[Records contained in a dataset]

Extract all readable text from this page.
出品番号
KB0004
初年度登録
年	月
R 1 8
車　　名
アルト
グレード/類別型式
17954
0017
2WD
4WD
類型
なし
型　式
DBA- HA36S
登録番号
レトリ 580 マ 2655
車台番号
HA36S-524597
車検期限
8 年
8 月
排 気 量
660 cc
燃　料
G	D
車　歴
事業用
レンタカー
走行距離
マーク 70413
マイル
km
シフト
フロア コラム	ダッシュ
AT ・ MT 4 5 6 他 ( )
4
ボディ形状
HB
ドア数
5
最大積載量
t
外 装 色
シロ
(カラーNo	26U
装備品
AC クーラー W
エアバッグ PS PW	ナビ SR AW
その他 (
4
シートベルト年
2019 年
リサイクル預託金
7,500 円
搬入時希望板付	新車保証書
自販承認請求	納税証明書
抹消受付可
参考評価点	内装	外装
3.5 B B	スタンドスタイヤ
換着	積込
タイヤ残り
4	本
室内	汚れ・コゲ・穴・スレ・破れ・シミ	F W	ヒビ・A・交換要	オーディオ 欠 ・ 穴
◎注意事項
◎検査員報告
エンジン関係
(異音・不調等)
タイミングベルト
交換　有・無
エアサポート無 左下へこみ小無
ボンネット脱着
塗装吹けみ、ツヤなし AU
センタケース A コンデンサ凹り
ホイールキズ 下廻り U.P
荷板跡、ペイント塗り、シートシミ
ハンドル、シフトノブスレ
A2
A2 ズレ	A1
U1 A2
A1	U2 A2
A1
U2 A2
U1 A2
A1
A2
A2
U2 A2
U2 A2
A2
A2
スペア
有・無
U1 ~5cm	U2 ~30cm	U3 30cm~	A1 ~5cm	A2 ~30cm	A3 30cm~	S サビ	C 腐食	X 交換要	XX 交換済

PROBLEM REQUIREMENTS:
Would you copy out each line exactly as written?

EXERCISE SOLUTION:
Extract all readable text from this page.
出品番号
KB0004
初年度登録
年	月
R 1 8
車　　名
アルト
グレード/類別型式
17954
0017
2WD
4WD
類型
なし
型　式
DBA- HA36S
登録番号
レトリ 580 マ 2655
車台番号
HA36S-524597
車検期限
8 年
8 月
排 気 量
660 cc
燃　料
G	D
車　歴
事業用
レンタカー
走行距離
マーク 70413
マイル
km
シフト
フロア コラム	ダッシュ
AT ・ MT 4 5 6 他 ( )
4
ボディ形状
HB
ドア数
5
最大積載量
t
外 装 色
シロ
(カラーNo	26U
装備品
AC クーラー W
エアバッグ PS PW	ナビ SR AW
その他 (
4
シートベルト年
2019 年
リサイクル預託金
7,500 円
搬入時希望板付	新車保証書
自販承認請求	納税証明書
抹消受付可
参考評価点	内装	外装
3.5 B B	スタンドスタイヤ
換着	積込
タイヤ残り
4	本
室内	汚れ・コゲ・穴・スレ・破れ・シミ	F W	ヒビ・A・交換要	オーディオ 欠 ・ 穴
◎注意事項
◎検査員報告
エンジン関係
(異音・不調等)
タイミングベルト
交換　有・無
エアサポート無 左下へこみ小無
ボンネット脱着
塗装吹けみ、ツヤなし AU
センタケース A コンデンサ凹り
ホイールキズ 下廻り U.P
荷板跡、ペイント塗り、シートシミ
ハンドル、シフトノブスレ
A2
A2 ズレ	A1
U1 A2
A1	U2 A2
A1
U2 A2
U1 A2
A1
A2
A2
U2 A2
U2 A2
A2
A2
スペア
有・無
U1 ~5cm	U2 ~30cm	U3 30cm~	A1 ~5cm	A2 ~30cm	A3 30cm~	S サビ	C 腐食	X 交換要	XX 交換済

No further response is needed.